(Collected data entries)
——————

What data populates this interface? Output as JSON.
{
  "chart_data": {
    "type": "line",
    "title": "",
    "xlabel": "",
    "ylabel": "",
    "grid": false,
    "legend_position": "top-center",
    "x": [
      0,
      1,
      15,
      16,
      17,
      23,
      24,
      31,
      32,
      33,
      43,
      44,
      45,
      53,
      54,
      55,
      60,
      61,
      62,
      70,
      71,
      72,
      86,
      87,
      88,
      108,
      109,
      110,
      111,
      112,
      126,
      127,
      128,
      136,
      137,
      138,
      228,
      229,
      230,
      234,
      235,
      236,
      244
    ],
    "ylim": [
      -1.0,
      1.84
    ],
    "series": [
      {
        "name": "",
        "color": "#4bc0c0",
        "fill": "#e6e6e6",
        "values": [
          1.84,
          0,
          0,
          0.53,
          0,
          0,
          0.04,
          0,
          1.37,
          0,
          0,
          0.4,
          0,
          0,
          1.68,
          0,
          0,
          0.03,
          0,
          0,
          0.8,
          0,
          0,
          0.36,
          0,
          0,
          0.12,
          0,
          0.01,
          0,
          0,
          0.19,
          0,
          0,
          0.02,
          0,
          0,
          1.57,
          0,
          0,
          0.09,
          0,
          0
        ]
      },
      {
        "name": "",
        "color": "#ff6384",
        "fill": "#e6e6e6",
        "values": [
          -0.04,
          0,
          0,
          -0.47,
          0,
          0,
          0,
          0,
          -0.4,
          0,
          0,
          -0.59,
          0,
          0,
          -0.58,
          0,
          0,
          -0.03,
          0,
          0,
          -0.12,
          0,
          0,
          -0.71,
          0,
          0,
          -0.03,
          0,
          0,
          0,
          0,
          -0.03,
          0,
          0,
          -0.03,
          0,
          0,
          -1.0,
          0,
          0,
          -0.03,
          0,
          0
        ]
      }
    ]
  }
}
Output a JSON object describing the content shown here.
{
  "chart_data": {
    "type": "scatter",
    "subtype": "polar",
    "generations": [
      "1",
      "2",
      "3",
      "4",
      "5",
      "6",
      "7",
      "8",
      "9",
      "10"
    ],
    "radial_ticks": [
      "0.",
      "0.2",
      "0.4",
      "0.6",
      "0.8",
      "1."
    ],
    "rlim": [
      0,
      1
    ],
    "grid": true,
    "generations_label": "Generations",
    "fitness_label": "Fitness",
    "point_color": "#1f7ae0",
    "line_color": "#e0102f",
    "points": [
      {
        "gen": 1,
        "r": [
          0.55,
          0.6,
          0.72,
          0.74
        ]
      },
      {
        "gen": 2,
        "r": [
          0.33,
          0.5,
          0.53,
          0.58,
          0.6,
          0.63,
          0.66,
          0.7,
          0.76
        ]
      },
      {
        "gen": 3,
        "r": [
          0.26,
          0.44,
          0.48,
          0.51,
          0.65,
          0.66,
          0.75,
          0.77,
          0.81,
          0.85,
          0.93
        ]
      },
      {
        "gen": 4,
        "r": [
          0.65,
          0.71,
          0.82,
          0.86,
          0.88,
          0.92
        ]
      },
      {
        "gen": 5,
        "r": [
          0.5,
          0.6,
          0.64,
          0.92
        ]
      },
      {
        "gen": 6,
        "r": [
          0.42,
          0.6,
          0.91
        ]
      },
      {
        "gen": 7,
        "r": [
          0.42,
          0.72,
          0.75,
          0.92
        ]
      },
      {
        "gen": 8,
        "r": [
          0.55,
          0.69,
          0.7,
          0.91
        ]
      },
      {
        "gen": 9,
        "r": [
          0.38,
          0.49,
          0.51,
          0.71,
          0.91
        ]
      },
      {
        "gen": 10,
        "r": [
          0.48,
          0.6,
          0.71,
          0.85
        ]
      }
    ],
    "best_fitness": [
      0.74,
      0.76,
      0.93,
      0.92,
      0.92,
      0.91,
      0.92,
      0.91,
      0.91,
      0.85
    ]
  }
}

——————

_REQUIRED WORK_
Give an exact repetition of all the material.

_EXPECTED ANSWER_
What data populates this interface? Output as JSON.
{
  "chart_data": {
    "type": "line",
    "title": "",
    "xlabel": "",
    "ylabel": "",
    "grid": false,
    "legend_position": "top-center",
    "x": [
      0,
      1,
      15,
      16,
      17,
      23,
      24,
      31,
      32,
      33,
      43,
      44,
      45,
      53,
      54,
      55,
      60,
      61,
      62,
      70,
      71,
      72,
      86,
      87,
      88,
      108,
      109,
      110,
      111,
      112,
      126,
      127,
      128,
      136,
      137,
      138,
      228,
      229,
      230,
      234,
      235,
      236,
      244
    ],
    "ylim": [
      -1.0,
      1.84
    ],
    "series": [
      {
        "name": "",
        "color": "#4bc0c0",
        "fill": "#e6e6e6",
        "values": [
          1.84,
          0,
          0,
          0.53,
          0,
          0,
          0.04,
          0,
          1.37,
          0,
          0,
          0.4,
          0,
          0,
          1.68,
          0,
          0,
          0.03,
          0,
          0,
          0.8,
          0,
          0,
          0.36,
          0,
          0,
          0.12,
          0,
          0.01,
          0,
          0,
          0.19,
          0,
          0,
          0.02,
          0,
          0,
          1.57,
          0,
          0,
          0.09,
          0,
          0
        ]
      },
      {
        "name": "",
        "color": "#ff6384",
        "fill": "#e6e6e6",
        "values": [
          -0.04,
          0,
          0,
          -0.47,
          0,
          0,
          0,
          0,
          -0.4,
          0,
          0,
          -0.59,
          0,
          0,
          -0.58,
          0,
          0,
          -0.03,
          0,
          0,
          -0.12,
          0,
          0,
          -0.71,
          0,
          0,
          -0.03,
          0,
          0,
          0,
          0,
          -0.03,
          0,
          0,
          -0.03,
          0,
          0,
          -1.0,
          0,
          0,
          -0.03,
          0,
          0
        ]
      }
    ]
  }
}
Output a JSON object describing the content shown here.
{
  "chart_data": {
    "type": "scatter",
    "subtype": "polar",
    "generations": [
      "1",
      "2",
      "3",
      "4",
      "5",
      "6",
      "7",
      "8",
      "9",
      "10"
    ],
    "radial_ticks": [
      "0.",
      "0.2",
      "0.4",
      "0.6",
      "0.8",
      "1."
    ],
    "rlim": [
      0,
      1
    ],
    "grid": true,
    "generations_label": "Generations",
    "fitness_label": "Fitness",
    "point_color": "#1f7ae0",
    "line_color": "#e0102f",
    "points": [
      {
        "gen": 1,
        "r": [
          0.55,
          0.6,
          0.72,
          0.74
        ]
      },
      {
        "gen": 2,
        "r": [
          0.33,
          0.5,
          0.53,
          0.58,
          0.6,
          0.63,
          0.66,
          0.7,
          0.76
        ]
      },
      {
        "gen": 3,
        "r": [
          0.26,
          0.44,
          0.48,
          0.51,
          0.65,
          0.66,
          0.75,
          0.77,
          0.81,
          0.85,
          0.93
        ]
      },
      {
        "gen": 4,
        "r": [
          0.65,
          0.71,
          0.82,
          0.86,
          0.88,
          0.92
        ]
      },
      {
        "gen": 5,
        "r": [
          0.5,
          0.6,
          0.64,
          0.92
        ]
      },
      {
        "gen": 6,
        "r": [
          0.42,
          0.6,
          0.91
        ]
      },
      {
        "gen": 7,
        "r": [
          0.42,
          0.72,
          0.75,
          0.92
        ]
      },
      {
        "gen": 8,
        "r": [
          0.55,
          0.69,
          0.7,
          0.91
        ]
      },
      {
        "gen": 9,
        "r": [
          0.38,
          0.49,
          0.51,
          0.71,
          0.91
        ]
      },
      {
        "gen": 10,
        "r": [
          0.48,
          0.6,
          0.71,
          0.85
        ]
      }
    ],
    "best_fitness": [
      0.74,
      0.76,
      0.93,
      0.92,
      0.92,
      0.91,
      0.92,
      0.91,
      0.91,
      0.85
    ]
  }
}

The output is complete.